#### Directions for this task
The entries below should be transcribed in their entirety, exactly as written.

#### Listing
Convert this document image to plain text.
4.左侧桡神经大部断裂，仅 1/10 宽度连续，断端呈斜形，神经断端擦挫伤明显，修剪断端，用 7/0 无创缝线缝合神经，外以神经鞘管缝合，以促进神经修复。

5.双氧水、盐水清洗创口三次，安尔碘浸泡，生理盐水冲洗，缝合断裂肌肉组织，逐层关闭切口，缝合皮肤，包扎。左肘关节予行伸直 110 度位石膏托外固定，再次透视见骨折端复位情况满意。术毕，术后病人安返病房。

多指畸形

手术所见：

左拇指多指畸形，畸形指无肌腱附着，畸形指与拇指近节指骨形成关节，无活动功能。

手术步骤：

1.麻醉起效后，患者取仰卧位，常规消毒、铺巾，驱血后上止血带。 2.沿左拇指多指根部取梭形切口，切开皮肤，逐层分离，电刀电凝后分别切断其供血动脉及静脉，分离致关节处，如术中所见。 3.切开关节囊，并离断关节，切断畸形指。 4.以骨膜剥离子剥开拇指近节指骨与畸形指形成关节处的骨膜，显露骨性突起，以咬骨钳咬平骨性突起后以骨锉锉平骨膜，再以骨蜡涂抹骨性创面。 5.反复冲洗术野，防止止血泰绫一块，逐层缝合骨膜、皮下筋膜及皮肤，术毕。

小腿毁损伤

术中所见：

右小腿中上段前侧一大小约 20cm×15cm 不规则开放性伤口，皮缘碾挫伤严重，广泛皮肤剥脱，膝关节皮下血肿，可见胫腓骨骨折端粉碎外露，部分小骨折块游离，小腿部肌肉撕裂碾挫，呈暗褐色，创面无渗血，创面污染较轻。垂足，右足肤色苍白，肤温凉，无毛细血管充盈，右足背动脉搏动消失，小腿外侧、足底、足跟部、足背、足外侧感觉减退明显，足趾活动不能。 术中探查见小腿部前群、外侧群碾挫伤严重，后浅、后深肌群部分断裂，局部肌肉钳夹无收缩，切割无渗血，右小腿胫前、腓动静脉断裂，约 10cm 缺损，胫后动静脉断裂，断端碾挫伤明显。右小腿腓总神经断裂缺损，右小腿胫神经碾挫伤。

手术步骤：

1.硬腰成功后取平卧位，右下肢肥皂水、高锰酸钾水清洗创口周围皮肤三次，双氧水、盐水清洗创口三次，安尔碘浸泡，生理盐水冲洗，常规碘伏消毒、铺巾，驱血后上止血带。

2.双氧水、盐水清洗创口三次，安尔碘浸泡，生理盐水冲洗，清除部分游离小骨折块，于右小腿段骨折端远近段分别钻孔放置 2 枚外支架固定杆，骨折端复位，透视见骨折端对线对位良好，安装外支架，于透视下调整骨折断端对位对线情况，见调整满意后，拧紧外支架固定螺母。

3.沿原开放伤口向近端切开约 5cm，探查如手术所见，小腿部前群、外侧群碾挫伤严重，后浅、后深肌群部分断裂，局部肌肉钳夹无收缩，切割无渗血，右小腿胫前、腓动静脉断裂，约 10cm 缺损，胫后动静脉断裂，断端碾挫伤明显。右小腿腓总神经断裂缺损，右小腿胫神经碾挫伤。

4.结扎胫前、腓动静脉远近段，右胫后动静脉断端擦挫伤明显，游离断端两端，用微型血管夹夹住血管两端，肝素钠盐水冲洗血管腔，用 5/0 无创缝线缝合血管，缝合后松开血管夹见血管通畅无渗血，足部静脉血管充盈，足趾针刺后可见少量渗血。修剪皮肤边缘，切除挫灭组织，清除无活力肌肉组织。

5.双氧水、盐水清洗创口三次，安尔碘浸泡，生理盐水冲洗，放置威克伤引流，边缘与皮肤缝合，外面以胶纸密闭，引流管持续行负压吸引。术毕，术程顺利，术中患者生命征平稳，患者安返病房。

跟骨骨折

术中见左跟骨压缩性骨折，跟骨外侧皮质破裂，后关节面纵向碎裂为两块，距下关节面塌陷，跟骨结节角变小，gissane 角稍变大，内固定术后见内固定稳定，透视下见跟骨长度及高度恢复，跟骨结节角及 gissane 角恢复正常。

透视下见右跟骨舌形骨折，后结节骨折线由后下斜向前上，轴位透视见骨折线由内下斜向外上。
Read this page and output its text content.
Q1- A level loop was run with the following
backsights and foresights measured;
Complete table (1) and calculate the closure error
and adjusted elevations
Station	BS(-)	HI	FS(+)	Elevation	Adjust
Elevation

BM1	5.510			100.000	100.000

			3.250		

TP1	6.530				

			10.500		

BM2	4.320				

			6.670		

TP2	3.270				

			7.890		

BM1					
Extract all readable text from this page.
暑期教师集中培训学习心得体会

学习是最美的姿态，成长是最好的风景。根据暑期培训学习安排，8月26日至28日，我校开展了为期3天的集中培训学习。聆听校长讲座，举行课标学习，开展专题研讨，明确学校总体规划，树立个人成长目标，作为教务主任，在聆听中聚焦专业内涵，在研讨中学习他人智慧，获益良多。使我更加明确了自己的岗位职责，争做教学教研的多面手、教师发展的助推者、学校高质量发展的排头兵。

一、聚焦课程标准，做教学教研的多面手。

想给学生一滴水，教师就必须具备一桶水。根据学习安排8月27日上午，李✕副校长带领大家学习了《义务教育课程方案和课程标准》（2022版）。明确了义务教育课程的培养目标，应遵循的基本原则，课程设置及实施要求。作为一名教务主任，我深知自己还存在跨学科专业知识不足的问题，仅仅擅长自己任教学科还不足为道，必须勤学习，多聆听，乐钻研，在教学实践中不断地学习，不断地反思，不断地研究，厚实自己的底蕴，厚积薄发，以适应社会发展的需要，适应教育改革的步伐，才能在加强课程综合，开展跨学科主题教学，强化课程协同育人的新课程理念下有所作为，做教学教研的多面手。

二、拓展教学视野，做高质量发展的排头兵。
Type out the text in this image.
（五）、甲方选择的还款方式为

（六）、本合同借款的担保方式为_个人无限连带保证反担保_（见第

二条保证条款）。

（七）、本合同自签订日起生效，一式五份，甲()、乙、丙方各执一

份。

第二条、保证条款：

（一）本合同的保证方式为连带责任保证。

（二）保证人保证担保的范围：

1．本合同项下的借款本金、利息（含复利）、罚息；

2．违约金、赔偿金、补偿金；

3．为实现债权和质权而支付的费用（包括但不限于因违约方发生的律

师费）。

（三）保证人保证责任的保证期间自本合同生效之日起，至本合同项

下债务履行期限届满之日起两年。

#### Answer to the task
Convert this document image to plain text.
4.左侧桡神经大部断裂，仅 1/10 宽度连续，断端呈斜形，神经断端擦挫伤明显，修剪断端，用 7/0 无创缝线缝合神经，外以神经鞘管缝合，以促进神经修复。

5.双氧水、盐水清洗创口三次，安尔碘浸泡，生理盐水冲洗，缝合断裂肌肉组织，逐层关闭切口，缝合皮肤，包扎。左肘关节予行伸直 110 度位石膏托外固定，再次透视见骨折端复位情况满意。术毕，术后病人安返病房。

多指畸形

手术所见：

左拇指多指畸形，畸形指无肌腱附着，畸形指与拇指近节指骨形成关节，无活动功能。

手术步骤：

1.麻醉起效后，患者取仰卧位，常规消毒、铺巾，驱血后上止血带。 2.沿左拇指多指根部取梭形切口，切开皮肤，逐层分离，电刀电凝后分别切断其供血动脉及静脉，分离致关节处，如术中所见。 3.切开关节囊，并离断关节，切断畸形指。 4.以骨膜剥离子剥开拇指近节指骨与畸形指形成关节处的骨膜，显露骨性突起，以咬骨钳咬平骨性突起后以骨锉锉平骨膜，再以骨蜡涂抹骨性创面。 5.反复冲洗术野，防止止血泰绫一块，逐层缝合骨膜、皮下筋膜及皮肤，术毕。

小腿毁损伤

术中所见：

右小腿中上段前侧一大小约 20cm×15cm 不规则开放性伤口，皮缘碾挫伤严重，广泛皮肤剥脱，膝关节皮下血肿，可见胫腓骨骨折端粉碎外露，部分小骨折块游离，小腿部肌肉撕裂碾挫，呈暗褐色，创面无渗血，创面污染较轻。垂足，右足肤色苍白，肤温凉，无毛细血管充盈，右足背动脉搏动消失，小腿外侧、足底、足跟部、足背、足外侧感觉减退明显，足趾活动不能。 术中探查见小腿部前群、外侧群碾挫伤严重，后浅、后深肌群部分断裂，局部肌肉钳夹无收缩，切割无渗血，右小腿胫前、腓动静脉断裂，约 10cm 缺损，胫后动静脉断裂，断端碾挫伤明显。右小腿腓总神经断裂缺损，右小腿胫神经碾挫伤。

手术步骤：

1.硬腰成功后取平卧位，右下肢肥皂水、高锰酸钾水清洗创口周围皮肤三次，双氧水、盐水清洗创口三次，安尔碘浸泡，生理盐水冲洗，常规碘伏消毒、铺巾，驱血后上止血带。

2.双氧水、盐水清洗创口三次，安尔碘浸泡，生理盐水冲洗，清除部分游离小骨折块，于右小腿段骨折端远近段分别钻孔放置 2 枚外支架固定杆，骨折端复位，透视见骨折端对线对位良好，安装外支架，于透视下调整骨折断端对位对线情况，见调整满意后，拧紧外支架固定螺母。

3.沿原开放伤口向近端切开约 5cm，探查如手术所见，小腿部前群、外侧群碾挫伤严重，后浅、后深肌群部分断裂，局部肌肉钳夹无收缩，切割无渗血，右小腿胫前、腓动静脉断裂，约 10cm 缺损，胫后动静脉断裂，断端碾挫伤明显。右小腿腓总神经断裂缺损，右小腿胫神经碾挫伤。

4.结扎胫前、腓动静脉远近段，右胫后动静脉断端擦挫伤明显，游离断端两端，用微型血管夹夹住血管两端，肝素钠盐水冲洗血管腔，用 5/0 无创缝线缝合血管，缝合后松开血管夹见血管通畅无渗血，足部静脉血管充盈，足趾针刺后可见少量渗血。修剪皮肤边缘，切除挫灭组织，清除无活力肌肉组织。

5.双氧水、盐水清洗创口三次，安尔碘浸泡，生理盐水冲洗，放置威克伤引流，边缘与皮肤缝合，外面以胶纸密闭，引流管持续行负压吸引。术毕，术程顺利，术中患者生命征平稳，患者安返病房。

跟骨骨折

术中见左跟骨压缩性骨折，跟骨外侧皮质破裂，后关节面纵向碎裂为两块，距下关节面塌陷，跟骨结节角变小，gissane 角稍变大，内固定术后见内固定稳定，透视下见跟骨长度及高度恢复，跟骨结节角及 gissane 角恢复正常。

透视下见右跟骨舌形骨折，后结节骨折线由后下斜向前上，轴位透视见骨折线由内下斜向外上。
Read this page and output its text content.
Q1- A level loop was run with the following
backsights and foresights measured;
Complete table (1) and calculate the closure error
and adjusted elevations
Station	BS(-)	HI	FS(+)	Elevation	Adjust
Elevation

BM1	5.510			100.000	100.000

			3.250		

TP1	6.530				

			10.500		

BM2	4.320				

			6.670		

TP2	3.270				

			7.890		

BM1					
Extract all readable text from this page.
暑期教师集中培训学习心得体会

学习是最美的姿态，成长是最好的风景。根据暑期培训学习安排，8月26日至28日，我校开展了为期3天的集中培训学习。聆听校长讲座，举行课标学习，开展专题研讨，明确学校总体规划，树立个人成长目标，作为教务主任，在聆听中聚焦专业内涵，在研讨中学习他人智慧，获益良多。使我更加明确了自己的岗位职责，争做教学教研的多面手、教师发展的助推者、学校高质量发展的排头兵。

一、聚焦课程标准，做教学教研的多面手。

想给学生一滴水，教师就必须具备一桶水。根据学习安排8月27日上午，李✕副校长带领大家学习了《义务教育课程方案和课程标准》（2022版）。明确了义务教育课程的培养目标，应遵循的基本原则，课程设置及实施要求。作为一名教务主任，我深知自己还存在跨学科专业知识不足的问题，仅仅擅长自己任教学科还不足为道，必须勤学习，多聆听，乐钻研，在教学实践中不断地学习，不断地反思，不断地研究，厚实自己的底蕴，厚积薄发，以适应社会发展的需要，适应教育改革的步伐，才能在加强课程综合，开展跨学科主题教学，强化课程协同育人的新课程理念下有所作为，做教学教研的多面手。

二、拓展教学视野，做高质量发展的排头兵。
Type out the text in this image.
（五）、甲方选择的还款方式为

（六）、本合同借款的担保方式为_个人无限连带保证反担保_（见第

二条保证条款）。

（七）、本合同自签订日起生效，一式五份，甲()、乙、丙方各执一

份。

第二条、保证条款：

（一）本合同的保证方式为连带责任保证。

（二）保证人保证担保的范围：

1．本合同项下的借款本金、利息（含复利）、罚息；

2．违约金、赔偿金、补偿金；

3．为实现债权和质权而支付的费用（包括但不限于因违约方发生的律

师费）。

（三）保证人保证责任的保证期间自本合同生效之日起，至本合同项

下债务履行期限届满之日起两年。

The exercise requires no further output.